------ GIVEN DATA

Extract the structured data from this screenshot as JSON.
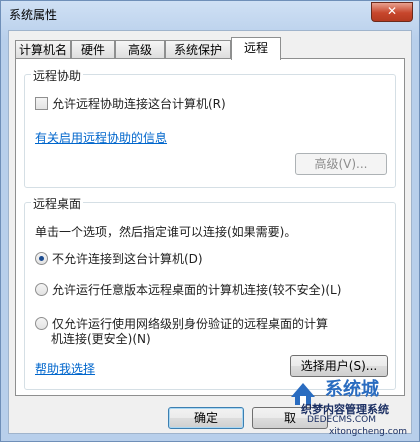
{
  "window": {
    "title": "系统属性",
    "close_glyph": "✕"
  },
  "tabs": [
    {
      "label": "计算机名",
      "active": false
    },
    {
      "label": "硬件",
      "active": false
    },
    {
      "label": "高级",
      "active": false
    },
    {
      "label": "系统保护",
      "active": false
    },
    {
      "label": "远程",
      "active": true
    }
  ],
  "remote_assistance": {
    "group_title": "远程协助",
    "allow_checkbox_label": "允许远程协助连接这台计算机(R)",
    "allow_checked": false,
    "info_link": "有关启用远程协助的信息",
    "advanced_button": "高级(V)..."
  },
  "remote_desktop": {
    "group_title": "远程桌面",
    "instruction": "单击一个选项，然后指定谁可以连接(如果需要)。",
    "options": [
      {
        "label": "不允许连接到这台计算机(D)",
        "checked": true
      },
      {
        "label": "允许运行任意版本远程桌面的计算机连接(较不安全)(L)",
        "checked": false
      },
      {
        "label_line1": "仅允许运行使用网络级别身份验证的远程桌面的计算",
        "label_line2": "机连接(更安全)(N)",
        "checked": false
      }
    ],
    "help_link": "帮助我选择",
    "select_users_button": "选择用户(S)..."
  },
  "footer": {
    "ok_button": "确定",
    "cancel_button_partial": "取"
  },
  "watermark": {
    "title": "系统城",
    "subtitle": "织梦内容管理系统",
    "url1": "DEDECMS.COM",
    "url2": "xitongcheng.com"
  },
  "colors": {
    "link": "#0066cc",
    "close_button": "#c7462c",
    "watermark_blue": "#2a6cc0"
  }
}
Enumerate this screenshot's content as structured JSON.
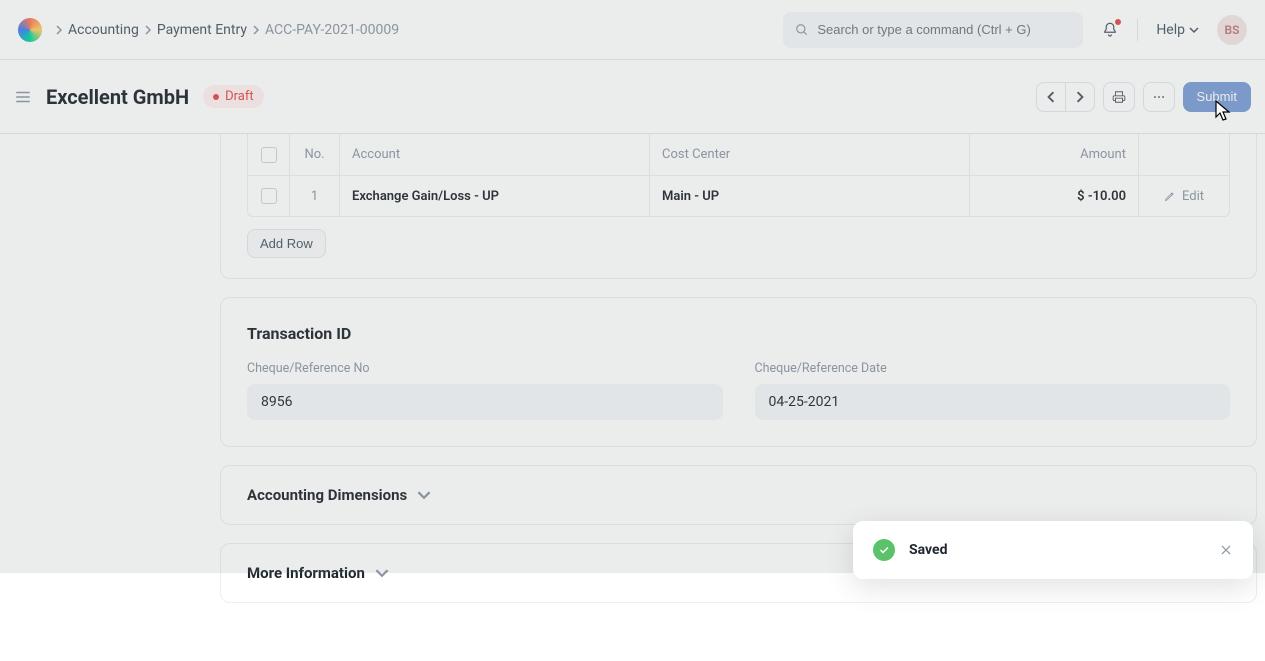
{
  "nav": {
    "crumbs": [
      "Accounting",
      "Payment Entry",
      "ACC-PAY-2021-00009"
    ],
    "search_placeholder": "Search or type a command (Ctrl + G)",
    "help_label": "Help",
    "avatar_initials": "BS"
  },
  "toolbar": {
    "title": "Excellent GmbH",
    "status": "Draft",
    "submit_label": "Submit"
  },
  "table": {
    "head": {
      "no": "No.",
      "account": "Account",
      "cost_center": "Cost Center",
      "amount": "Amount"
    },
    "rows": [
      {
        "no": "1",
        "account": "Exchange Gain/Loss - UP",
        "cost_center": "Main - UP",
        "amount": "$ -10.00",
        "edit": "Edit"
      }
    ],
    "add_row": "Add Row"
  },
  "transaction": {
    "title": "Transaction ID",
    "ref_no_label": "Cheque/Reference No",
    "ref_no_value": "8956",
    "ref_date_label": "Cheque/Reference Date",
    "ref_date_value": "04-25-2021"
  },
  "collapse": {
    "acc_dim": "Accounting Dimensions",
    "more_info": "More Information"
  },
  "toast": {
    "text": "Saved"
  }
}
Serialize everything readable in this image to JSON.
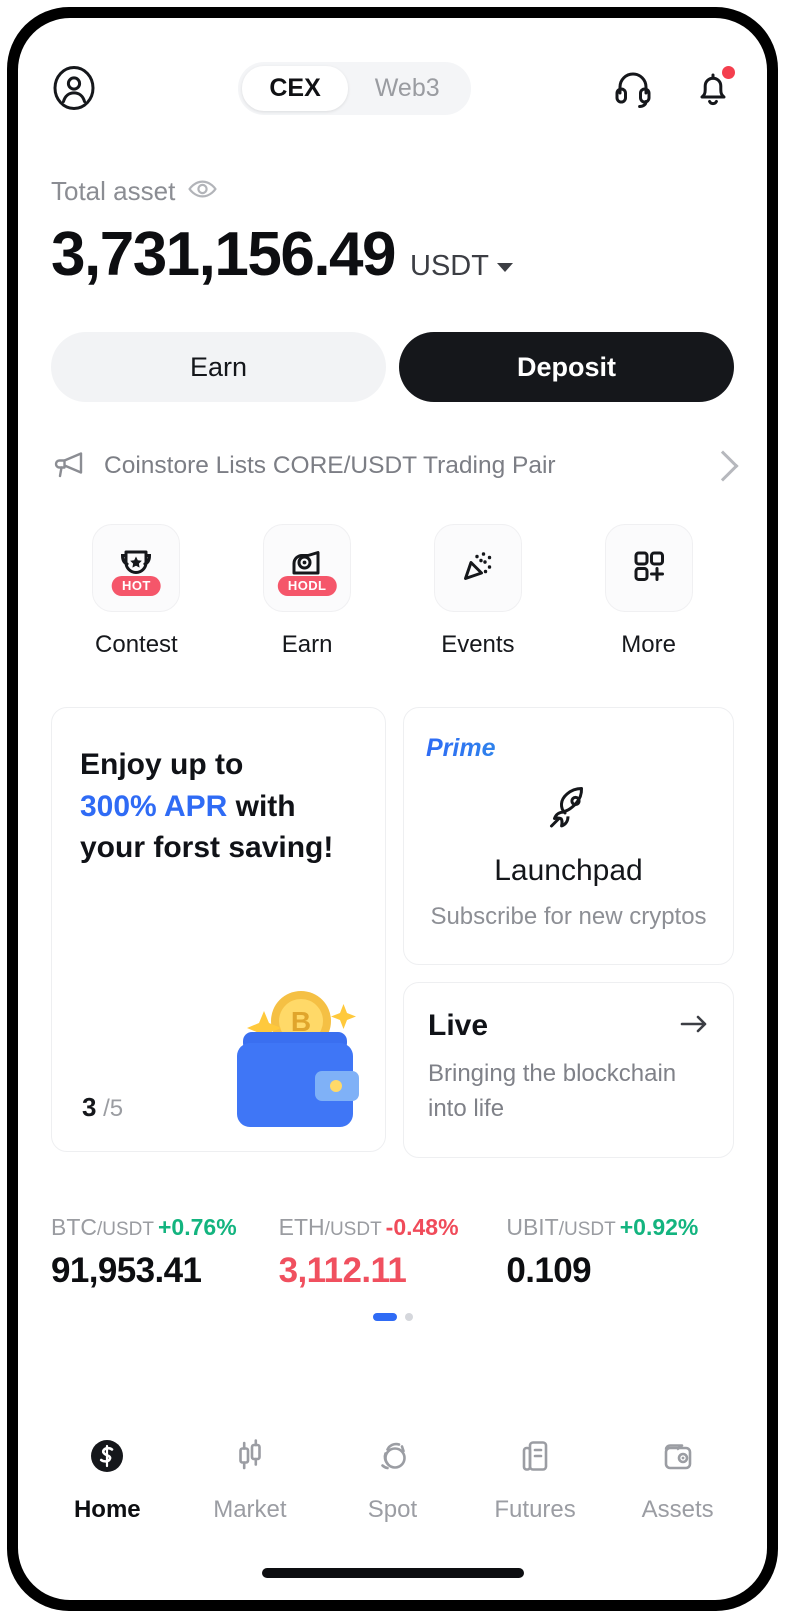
{
  "app": {
    "name": "Coinstore",
    "accent_blue": "#2f6bf5",
    "accent_green": "#13b47f",
    "accent_red": "#f0505f",
    "badge_red": "#f5566a"
  },
  "topbar": {
    "profile_icon": "user-circle-icon",
    "tabs": [
      {
        "label": "CEX",
        "active": true
      },
      {
        "label": "Web3",
        "active": false
      }
    ],
    "support_icon": "headset-icon",
    "notification_icon": "bell-icon",
    "notification_has_badge": true
  },
  "asset": {
    "label": "Total asset",
    "eye_icon": "eye-icon",
    "amount": "3,731,156.49",
    "currency": "USDT",
    "currency_caret_icon": "chevron-down-icon"
  },
  "actions": {
    "earn_label": "Earn",
    "deposit_label": "Deposit"
  },
  "announcement": {
    "megaphone_icon": "megaphone-icon",
    "text": "Coinstore Lists CORE/USDT Trading Pair",
    "chevron_icon": "chevron-right-icon"
  },
  "quick_actions": [
    {
      "label": "Contest",
      "icon": "trophy-icon",
      "badge": "HOT"
    },
    {
      "label": "Earn",
      "icon": "piggy-hodl-icon",
      "badge": "HODL"
    },
    {
      "label": "Events",
      "icon": "party-popper-icon",
      "badge": ""
    },
    {
      "label": "More",
      "icon": "grid-plus-icon",
      "badge": ""
    }
  ],
  "promo": {
    "headline_line1": "Enjoy up to",
    "headline_accent": "300% APR",
    "headline_line2_tail": " with",
    "headline_line3": "your forst saving!",
    "counter_current": "3",
    "counter_total": "/5",
    "illustration": "wallet-bitcoin-icon"
  },
  "prime_card": {
    "tag": "Prime",
    "icon": "rocket-icon",
    "title": "Launchpad",
    "subtitle": "Subscribe for new cryptos"
  },
  "live_card": {
    "title": "Live",
    "arrow_icon": "arrow-right-icon",
    "subtitle": "Bringing the blockchain into life"
  },
  "tickers": [
    {
      "base": "BTC",
      "quote": "/USDT",
      "change": "+0.76%",
      "direction": "up",
      "price": "91,953.41",
      "price_direction": "neutral"
    },
    {
      "base": "ETH",
      "quote": "/USDT",
      "change": "-0.48%",
      "direction": "down",
      "price": "3,112.11",
      "price_direction": "down"
    },
    {
      "base": "UBIT",
      "quote": "/USDT",
      "change": "+0.92%",
      "direction": "up",
      "price": "0.109",
      "price_direction": "neutral"
    }
  ],
  "carousel": {
    "total": 2,
    "active_index": 0
  },
  "bottom_nav": [
    {
      "label": "Home",
      "icon": "coinstore-logo-icon",
      "active": true
    },
    {
      "label": "Market",
      "icon": "candlestick-icon",
      "active": false
    },
    {
      "label": "Spot",
      "icon": "spot-swap-icon",
      "active": false
    },
    {
      "label": "Futures",
      "icon": "futures-doc-icon",
      "active": false
    },
    {
      "label": "Assets",
      "icon": "wallet-icon",
      "active": false
    }
  ]
}
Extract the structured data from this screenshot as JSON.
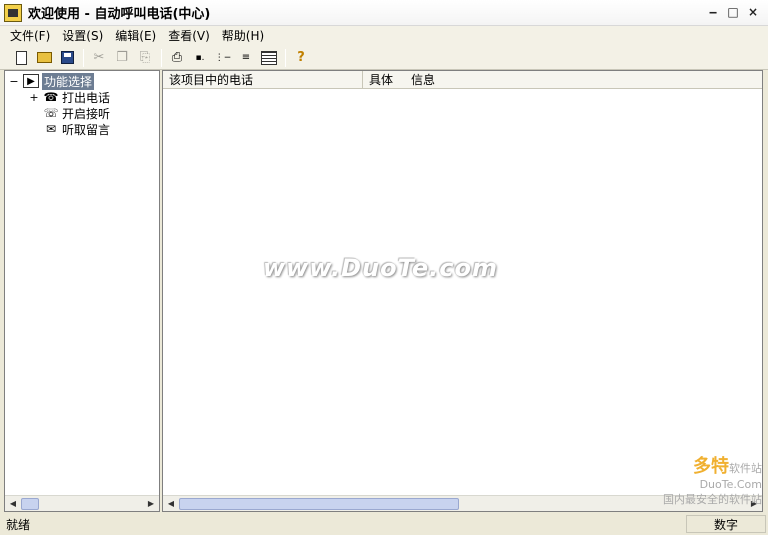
{
  "window": {
    "title": "欢迎使用 - 自动呼叫电话(中心)",
    "buttons": {
      "minimize": "‒",
      "maximize": "□",
      "close": "×"
    }
  },
  "menu": [
    "文件(F)",
    "设置(S)",
    "编辑(E)",
    "查看(V)",
    "帮助(H)"
  ],
  "toolbar": {
    "buttons": [
      {
        "icon": "new-file-icon",
        "disabled": false
      },
      {
        "icon": "open-folder-icon",
        "disabled": false
      },
      {
        "icon": "save-icon",
        "disabled": false
      },
      {
        "icon": "cut-icon",
        "disabled": true
      },
      {
        "icon": "copy-icon",
        "disabled": true
      },
      {
        "icon": "paste-icon",
        "disabled": true
      },
      {
        "icon": "print-icon",
        "disabled": false
      },
      {
        "icon": "large-icons-view-icon",
        "disabled": false
      },
      {
        "icon": "small-icons-view-icon",
        "disabled": false
      },
      {
        "icon": "list-view-icon",
        "disabled": false
      },
      {
        "icon": "details-view-icon",
        "disabled": false
      },
      {
        "icon": "help-icon",
        "disabled": false
      }
    ],
    "glyphs": {
      "cut": "✂",
      "copy": "❐",
      "paste": "⎘",
      "print": "⎙",
      "help": "?"
    }
  },
  "tree": {
    "root": {
      "toggle": "−",
      "label": "功能选择"
    },
    "items": [
      {
        "toggle": "+",
        "label": "打出电话",
        "icon": "phone-call-icon"
      },
      {
        "toggle": "",
        "label": "开启接听",
        "icon": "phone-answer-icon"
      },
      {
        "toggle": "",
        "label": "听取留言",
        "icon": "voicemail-icon"
      }
    ]
  },
  "list": {
    "columns": [
      "该项目中的电话",
      "具体",
      "信息"
    ]
  },
  "watermark": "www.DuoTe.com",
  "corner_logo": {
    "name": "多特",
    "sub": "软件站",
    "site": "DuoTe.Com",
    "tagline": "国内最安全的软件站"
  },
  "status": {
    "main": "就绪",
    "num": "数字"
  },
  "scroll": {
    "left": "◀",
    "right": "▶"
  }
}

------------

TASK STATEMENT >> Determine the number of lines in the data that contain "Cheque" as a word or string, and state only that number.

ANSWER TO THE EXERCISE >> 2